__Stated goal__
Find the lines with the string "犬主人购买主粮品类" and return them.

__Given data__
** Begin **

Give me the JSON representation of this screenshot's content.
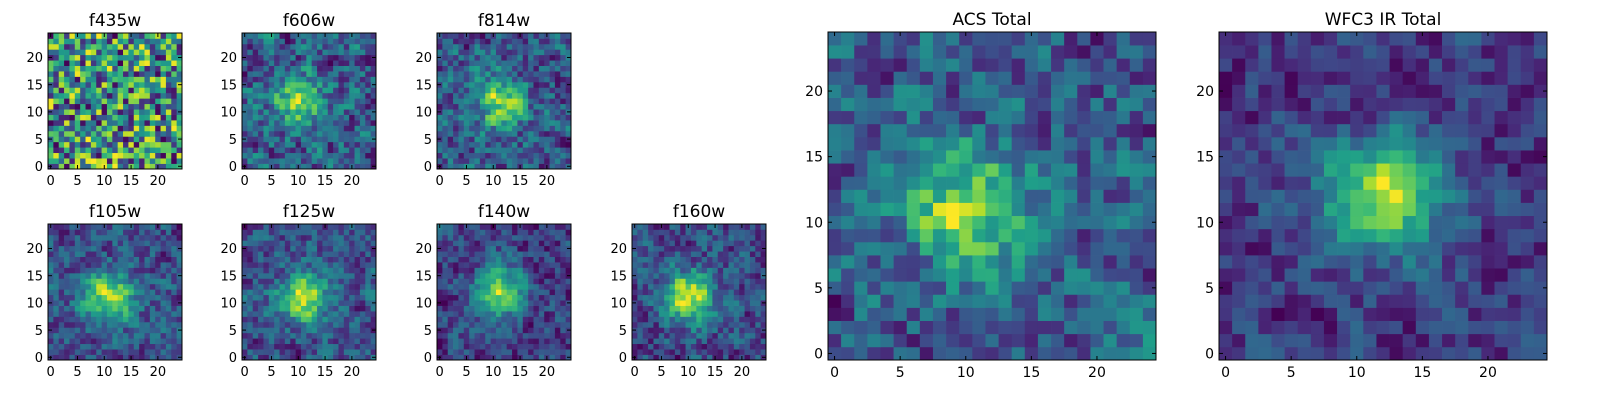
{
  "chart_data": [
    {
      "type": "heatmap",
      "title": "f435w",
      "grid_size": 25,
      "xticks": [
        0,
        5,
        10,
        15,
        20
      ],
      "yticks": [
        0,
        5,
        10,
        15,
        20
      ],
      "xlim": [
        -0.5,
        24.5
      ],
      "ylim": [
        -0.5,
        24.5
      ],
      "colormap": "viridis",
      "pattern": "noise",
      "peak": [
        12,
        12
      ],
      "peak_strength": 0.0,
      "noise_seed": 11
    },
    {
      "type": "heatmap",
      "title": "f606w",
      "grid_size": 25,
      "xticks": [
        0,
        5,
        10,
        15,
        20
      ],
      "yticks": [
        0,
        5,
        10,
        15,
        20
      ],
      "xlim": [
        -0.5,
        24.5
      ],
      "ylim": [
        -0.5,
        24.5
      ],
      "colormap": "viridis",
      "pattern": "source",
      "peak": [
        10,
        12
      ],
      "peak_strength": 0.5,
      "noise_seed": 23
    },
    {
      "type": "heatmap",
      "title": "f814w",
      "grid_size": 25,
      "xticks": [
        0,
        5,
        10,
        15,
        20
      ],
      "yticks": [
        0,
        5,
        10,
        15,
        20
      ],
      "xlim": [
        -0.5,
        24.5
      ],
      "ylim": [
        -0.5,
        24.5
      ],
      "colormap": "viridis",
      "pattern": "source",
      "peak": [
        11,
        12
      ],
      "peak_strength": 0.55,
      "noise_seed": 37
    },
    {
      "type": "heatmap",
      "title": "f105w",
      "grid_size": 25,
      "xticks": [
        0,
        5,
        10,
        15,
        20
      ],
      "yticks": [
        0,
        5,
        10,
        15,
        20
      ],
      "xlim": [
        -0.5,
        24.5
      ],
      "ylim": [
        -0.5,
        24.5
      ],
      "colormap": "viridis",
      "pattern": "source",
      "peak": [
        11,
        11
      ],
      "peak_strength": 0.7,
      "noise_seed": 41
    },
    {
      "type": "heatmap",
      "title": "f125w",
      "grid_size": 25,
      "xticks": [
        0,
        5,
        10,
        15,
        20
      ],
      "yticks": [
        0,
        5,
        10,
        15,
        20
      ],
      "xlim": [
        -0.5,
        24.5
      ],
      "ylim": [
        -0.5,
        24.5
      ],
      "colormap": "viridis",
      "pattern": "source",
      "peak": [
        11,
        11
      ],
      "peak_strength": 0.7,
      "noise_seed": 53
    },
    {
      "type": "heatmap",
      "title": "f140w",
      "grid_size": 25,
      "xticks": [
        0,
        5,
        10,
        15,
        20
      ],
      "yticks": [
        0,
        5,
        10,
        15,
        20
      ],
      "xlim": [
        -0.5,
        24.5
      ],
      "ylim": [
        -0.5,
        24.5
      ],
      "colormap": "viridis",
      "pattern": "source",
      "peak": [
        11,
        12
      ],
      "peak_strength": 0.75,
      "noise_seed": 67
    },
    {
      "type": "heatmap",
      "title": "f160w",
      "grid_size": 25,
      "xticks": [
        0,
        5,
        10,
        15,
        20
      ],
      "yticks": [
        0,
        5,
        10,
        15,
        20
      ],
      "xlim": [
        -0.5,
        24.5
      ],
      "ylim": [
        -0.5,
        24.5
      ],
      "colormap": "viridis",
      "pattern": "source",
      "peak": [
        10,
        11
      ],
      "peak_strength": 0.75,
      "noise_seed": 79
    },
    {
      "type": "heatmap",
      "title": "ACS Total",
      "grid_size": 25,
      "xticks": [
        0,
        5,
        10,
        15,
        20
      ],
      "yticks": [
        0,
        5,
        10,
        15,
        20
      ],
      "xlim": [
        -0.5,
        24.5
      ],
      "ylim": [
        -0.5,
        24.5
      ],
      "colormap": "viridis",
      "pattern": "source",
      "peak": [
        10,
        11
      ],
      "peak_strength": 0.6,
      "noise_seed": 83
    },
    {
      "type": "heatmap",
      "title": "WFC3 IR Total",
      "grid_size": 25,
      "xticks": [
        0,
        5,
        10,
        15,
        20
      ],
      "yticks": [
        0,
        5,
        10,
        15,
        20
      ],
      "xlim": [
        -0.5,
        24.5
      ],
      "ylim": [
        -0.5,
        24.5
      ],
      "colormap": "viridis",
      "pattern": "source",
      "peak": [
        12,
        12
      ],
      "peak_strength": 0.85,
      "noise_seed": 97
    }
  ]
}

** End **
** Begin **

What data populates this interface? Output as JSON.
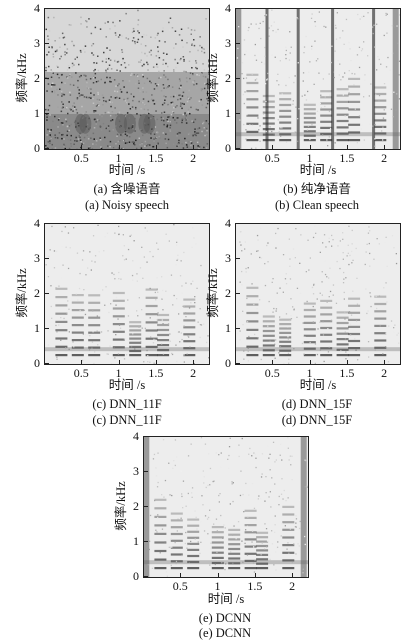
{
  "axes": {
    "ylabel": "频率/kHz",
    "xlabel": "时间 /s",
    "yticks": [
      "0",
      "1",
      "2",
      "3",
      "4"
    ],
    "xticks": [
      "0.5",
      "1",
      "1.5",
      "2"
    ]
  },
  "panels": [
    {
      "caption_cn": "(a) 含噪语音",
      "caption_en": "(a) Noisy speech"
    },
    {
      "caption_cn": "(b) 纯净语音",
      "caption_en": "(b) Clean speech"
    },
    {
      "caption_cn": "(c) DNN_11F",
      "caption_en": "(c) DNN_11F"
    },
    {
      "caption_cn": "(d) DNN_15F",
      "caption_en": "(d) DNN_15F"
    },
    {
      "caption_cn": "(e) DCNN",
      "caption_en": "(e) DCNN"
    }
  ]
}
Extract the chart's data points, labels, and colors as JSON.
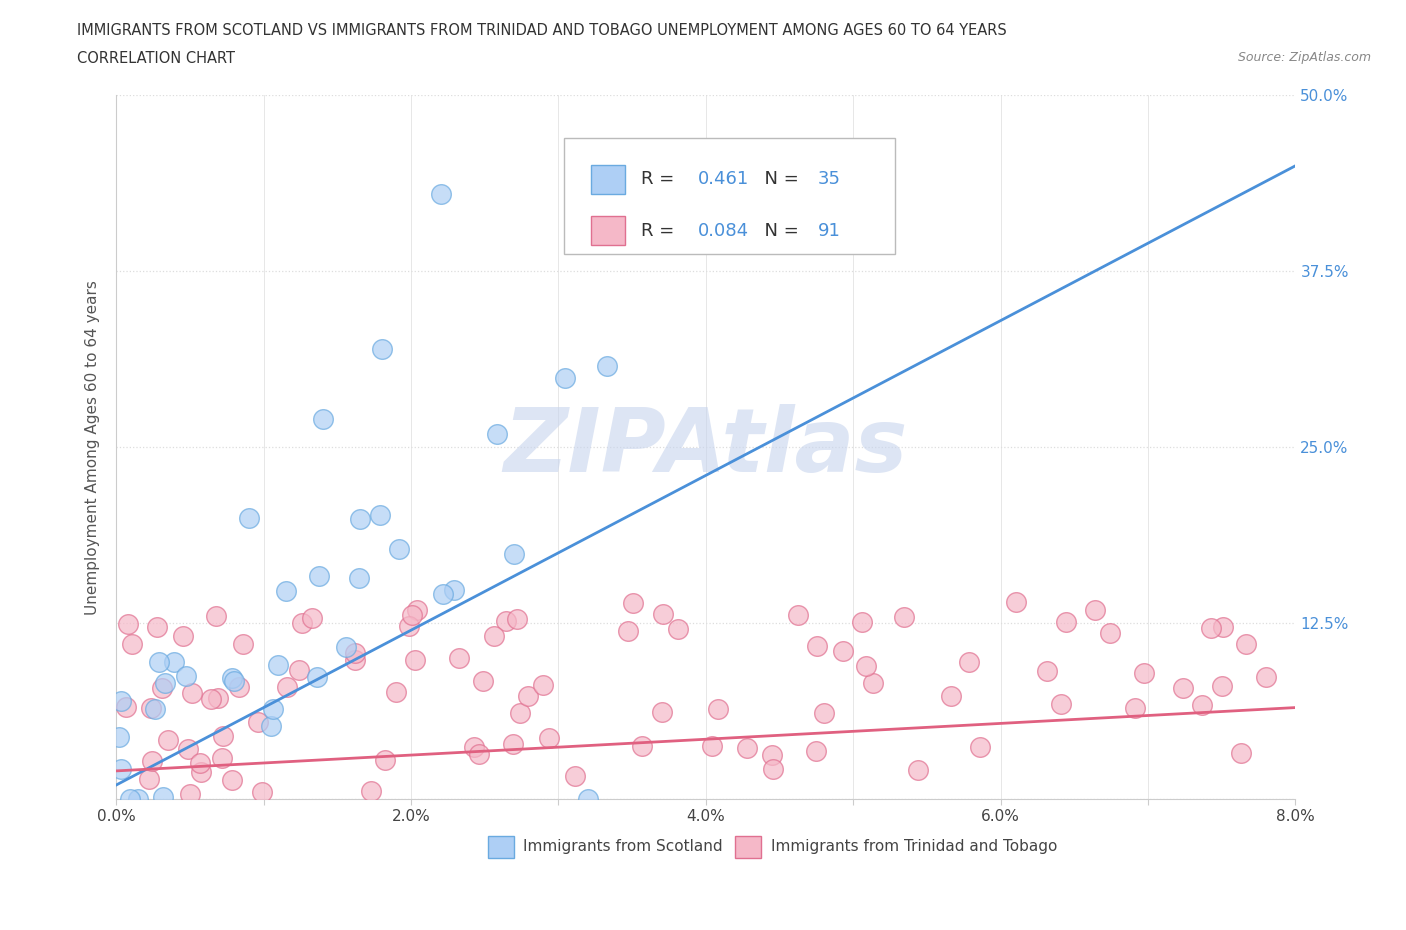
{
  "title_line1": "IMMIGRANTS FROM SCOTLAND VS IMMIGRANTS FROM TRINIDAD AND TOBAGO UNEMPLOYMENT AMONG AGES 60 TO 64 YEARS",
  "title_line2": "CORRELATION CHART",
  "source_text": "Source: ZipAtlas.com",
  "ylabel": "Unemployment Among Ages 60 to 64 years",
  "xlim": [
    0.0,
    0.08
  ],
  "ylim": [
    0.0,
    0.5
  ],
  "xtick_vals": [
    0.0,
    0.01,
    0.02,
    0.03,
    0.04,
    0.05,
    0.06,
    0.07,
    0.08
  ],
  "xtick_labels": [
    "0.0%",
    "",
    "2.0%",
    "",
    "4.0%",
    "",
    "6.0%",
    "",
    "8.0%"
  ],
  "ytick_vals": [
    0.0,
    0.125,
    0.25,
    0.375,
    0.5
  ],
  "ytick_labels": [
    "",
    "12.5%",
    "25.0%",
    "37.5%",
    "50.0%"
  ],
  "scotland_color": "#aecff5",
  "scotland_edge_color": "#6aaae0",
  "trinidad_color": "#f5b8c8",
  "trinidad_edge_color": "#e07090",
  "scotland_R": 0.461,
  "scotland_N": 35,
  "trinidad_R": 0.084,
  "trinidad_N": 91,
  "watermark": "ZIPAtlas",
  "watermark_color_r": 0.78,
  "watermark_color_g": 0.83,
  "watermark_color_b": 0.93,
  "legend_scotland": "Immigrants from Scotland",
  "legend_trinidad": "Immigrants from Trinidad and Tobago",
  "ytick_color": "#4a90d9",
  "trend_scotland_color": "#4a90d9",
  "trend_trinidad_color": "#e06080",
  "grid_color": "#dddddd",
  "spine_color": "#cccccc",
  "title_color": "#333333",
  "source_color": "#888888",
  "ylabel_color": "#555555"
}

** End **
** Begin **

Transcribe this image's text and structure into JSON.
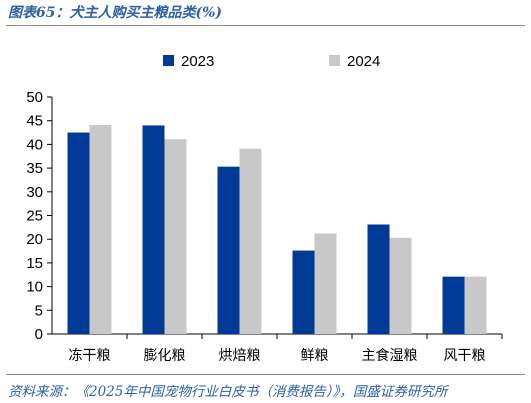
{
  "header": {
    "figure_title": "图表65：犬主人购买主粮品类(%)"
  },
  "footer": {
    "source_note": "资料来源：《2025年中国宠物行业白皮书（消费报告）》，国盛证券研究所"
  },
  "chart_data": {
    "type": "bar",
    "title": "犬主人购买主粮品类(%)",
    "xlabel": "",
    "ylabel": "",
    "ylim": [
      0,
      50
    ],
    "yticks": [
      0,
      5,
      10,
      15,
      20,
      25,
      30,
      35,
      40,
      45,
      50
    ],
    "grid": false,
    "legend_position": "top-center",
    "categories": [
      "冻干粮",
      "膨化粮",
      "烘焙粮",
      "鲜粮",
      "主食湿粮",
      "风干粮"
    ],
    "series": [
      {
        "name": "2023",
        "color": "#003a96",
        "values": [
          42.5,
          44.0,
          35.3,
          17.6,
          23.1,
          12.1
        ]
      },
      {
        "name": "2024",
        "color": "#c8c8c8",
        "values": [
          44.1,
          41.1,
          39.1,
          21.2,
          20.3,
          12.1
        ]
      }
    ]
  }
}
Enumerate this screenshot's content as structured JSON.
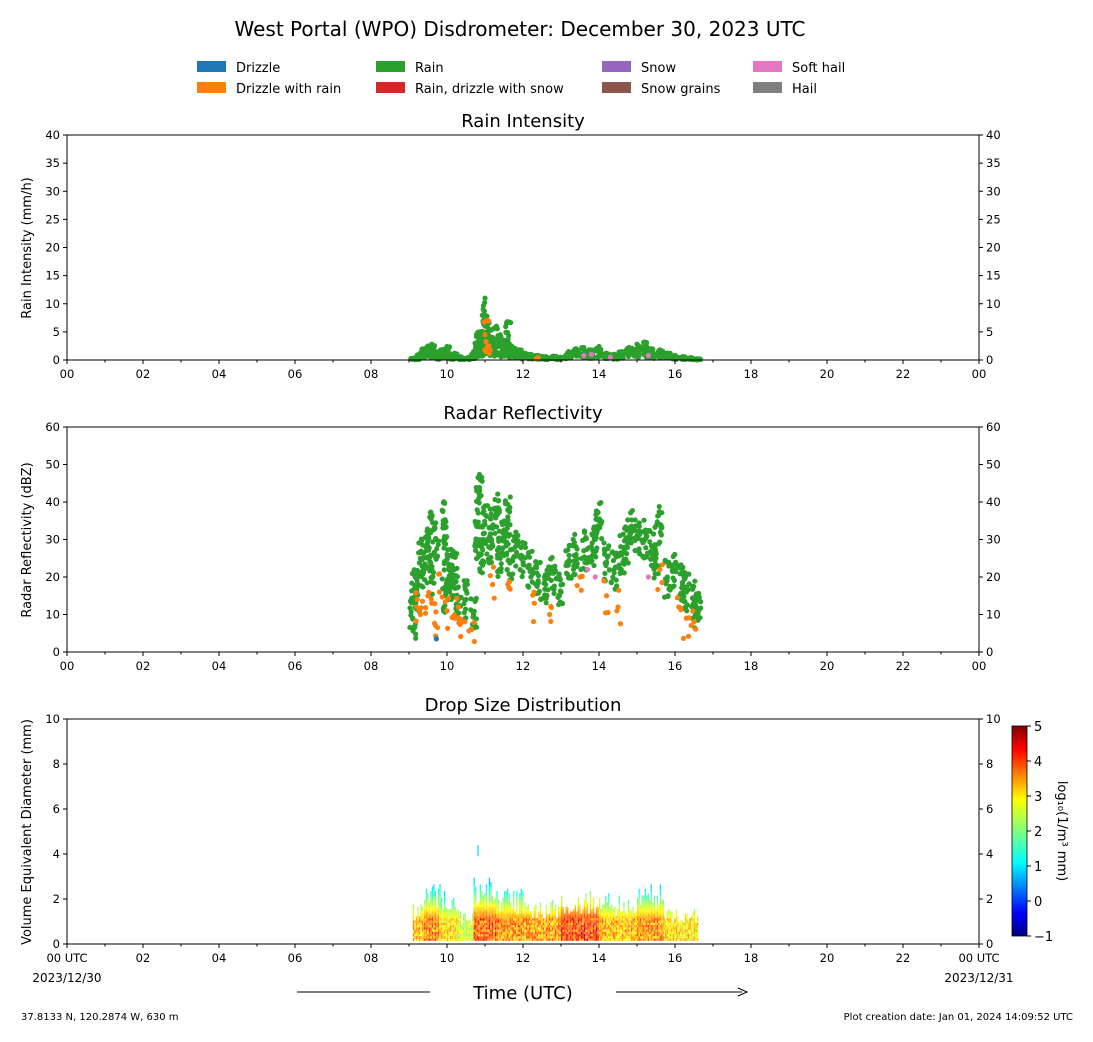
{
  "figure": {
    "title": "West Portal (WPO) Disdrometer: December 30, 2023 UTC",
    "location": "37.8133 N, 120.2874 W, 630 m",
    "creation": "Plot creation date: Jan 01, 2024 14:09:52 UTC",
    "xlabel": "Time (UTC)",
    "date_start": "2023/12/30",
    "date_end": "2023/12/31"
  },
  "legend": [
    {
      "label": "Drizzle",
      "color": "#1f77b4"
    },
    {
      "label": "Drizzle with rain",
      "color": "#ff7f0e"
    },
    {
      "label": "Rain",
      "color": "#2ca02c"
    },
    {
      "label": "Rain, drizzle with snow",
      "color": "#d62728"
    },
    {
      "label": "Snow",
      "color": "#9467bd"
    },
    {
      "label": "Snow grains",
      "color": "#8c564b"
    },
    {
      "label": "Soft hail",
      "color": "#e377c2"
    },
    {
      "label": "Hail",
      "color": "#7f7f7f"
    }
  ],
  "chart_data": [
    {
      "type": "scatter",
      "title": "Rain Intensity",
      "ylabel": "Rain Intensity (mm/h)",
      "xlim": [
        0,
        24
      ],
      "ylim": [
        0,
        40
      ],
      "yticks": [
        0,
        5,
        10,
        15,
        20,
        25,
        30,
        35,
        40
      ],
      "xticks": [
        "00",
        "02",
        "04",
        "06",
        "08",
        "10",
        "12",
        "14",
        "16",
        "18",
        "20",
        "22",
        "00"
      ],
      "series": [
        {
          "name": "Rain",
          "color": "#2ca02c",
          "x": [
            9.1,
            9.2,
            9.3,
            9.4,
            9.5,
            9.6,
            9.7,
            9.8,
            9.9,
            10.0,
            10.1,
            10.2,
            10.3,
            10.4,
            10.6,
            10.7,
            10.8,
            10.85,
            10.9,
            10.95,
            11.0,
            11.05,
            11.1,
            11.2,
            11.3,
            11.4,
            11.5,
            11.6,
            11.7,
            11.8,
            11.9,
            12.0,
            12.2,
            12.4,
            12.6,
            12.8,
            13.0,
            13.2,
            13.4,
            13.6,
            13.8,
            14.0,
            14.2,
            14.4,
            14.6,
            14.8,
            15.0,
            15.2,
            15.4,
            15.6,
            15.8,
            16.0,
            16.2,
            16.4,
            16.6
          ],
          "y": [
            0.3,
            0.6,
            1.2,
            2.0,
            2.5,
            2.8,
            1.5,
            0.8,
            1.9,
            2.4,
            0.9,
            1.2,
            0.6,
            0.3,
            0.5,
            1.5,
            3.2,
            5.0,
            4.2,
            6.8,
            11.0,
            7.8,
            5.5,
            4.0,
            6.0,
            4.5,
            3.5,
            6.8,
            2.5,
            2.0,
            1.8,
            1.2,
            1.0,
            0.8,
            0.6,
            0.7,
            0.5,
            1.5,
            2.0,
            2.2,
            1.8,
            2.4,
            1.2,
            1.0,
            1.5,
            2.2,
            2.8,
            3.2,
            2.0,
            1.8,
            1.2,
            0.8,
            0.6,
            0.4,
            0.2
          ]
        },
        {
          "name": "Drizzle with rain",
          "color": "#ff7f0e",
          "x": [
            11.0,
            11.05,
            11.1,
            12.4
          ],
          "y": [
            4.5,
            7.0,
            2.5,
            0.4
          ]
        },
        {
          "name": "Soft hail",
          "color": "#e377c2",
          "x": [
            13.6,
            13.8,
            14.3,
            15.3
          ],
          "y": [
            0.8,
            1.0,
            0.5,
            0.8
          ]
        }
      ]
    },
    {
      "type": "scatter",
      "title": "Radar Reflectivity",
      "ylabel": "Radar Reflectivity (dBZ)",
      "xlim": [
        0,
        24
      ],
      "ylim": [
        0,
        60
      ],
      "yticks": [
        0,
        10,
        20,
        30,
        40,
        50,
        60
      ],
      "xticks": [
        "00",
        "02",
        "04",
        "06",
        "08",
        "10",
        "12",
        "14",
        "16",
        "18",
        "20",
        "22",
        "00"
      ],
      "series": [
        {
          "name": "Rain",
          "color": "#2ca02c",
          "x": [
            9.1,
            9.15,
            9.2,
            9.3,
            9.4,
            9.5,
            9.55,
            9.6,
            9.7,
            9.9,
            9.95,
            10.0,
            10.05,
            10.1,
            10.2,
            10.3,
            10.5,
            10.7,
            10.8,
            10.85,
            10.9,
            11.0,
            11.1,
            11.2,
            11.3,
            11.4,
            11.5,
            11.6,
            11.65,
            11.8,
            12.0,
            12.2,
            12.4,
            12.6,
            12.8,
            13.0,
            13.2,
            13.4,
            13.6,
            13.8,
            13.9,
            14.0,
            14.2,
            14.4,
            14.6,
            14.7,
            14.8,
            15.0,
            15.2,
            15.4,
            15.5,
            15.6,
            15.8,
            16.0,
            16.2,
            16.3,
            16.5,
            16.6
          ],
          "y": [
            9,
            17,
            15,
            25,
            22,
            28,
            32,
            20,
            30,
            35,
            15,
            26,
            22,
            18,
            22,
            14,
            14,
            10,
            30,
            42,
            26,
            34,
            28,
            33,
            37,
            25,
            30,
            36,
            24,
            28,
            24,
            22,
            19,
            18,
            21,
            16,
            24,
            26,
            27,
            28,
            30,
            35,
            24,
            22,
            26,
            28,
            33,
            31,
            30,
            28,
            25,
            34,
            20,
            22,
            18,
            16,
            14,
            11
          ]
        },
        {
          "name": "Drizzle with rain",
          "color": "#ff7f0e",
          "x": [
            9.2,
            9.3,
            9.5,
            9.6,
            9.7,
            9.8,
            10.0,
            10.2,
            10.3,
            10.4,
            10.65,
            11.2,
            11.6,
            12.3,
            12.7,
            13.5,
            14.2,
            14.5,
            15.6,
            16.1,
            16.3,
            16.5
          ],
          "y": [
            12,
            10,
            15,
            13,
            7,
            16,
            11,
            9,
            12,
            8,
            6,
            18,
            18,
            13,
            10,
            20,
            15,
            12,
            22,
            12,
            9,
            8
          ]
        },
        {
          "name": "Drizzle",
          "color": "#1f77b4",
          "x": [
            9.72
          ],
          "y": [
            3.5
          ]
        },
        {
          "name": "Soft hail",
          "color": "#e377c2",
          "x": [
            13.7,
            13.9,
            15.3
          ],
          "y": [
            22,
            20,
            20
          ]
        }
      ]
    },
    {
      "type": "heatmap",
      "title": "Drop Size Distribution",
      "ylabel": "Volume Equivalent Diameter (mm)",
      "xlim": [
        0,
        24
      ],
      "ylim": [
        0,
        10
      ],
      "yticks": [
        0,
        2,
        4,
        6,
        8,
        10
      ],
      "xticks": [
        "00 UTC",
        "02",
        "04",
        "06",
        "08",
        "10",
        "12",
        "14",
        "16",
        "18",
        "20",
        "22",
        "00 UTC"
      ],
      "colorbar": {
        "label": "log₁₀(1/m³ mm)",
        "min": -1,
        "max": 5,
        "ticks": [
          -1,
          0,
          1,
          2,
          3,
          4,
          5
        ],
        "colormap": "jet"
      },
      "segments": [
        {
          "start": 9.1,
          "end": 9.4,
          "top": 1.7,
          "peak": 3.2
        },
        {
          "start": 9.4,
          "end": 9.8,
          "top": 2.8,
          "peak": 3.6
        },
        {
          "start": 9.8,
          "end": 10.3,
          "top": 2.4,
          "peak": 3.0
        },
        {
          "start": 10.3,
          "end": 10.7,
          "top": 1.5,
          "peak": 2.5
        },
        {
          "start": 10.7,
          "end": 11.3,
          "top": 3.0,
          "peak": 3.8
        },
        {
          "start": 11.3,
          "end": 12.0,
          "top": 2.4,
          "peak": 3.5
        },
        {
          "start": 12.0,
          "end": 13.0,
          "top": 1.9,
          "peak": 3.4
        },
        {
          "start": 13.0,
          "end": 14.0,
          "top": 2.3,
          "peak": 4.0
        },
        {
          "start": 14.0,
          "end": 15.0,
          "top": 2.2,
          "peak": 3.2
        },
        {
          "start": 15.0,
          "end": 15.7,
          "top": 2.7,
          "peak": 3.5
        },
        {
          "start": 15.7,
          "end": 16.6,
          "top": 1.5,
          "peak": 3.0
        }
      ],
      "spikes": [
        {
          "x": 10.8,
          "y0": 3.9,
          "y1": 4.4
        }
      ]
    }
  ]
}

** End **

__Response below__
    "figure_title": "图表65：犬主人购买主粮品类(%)"
    "title": "犬主人购买主粮品类(%)",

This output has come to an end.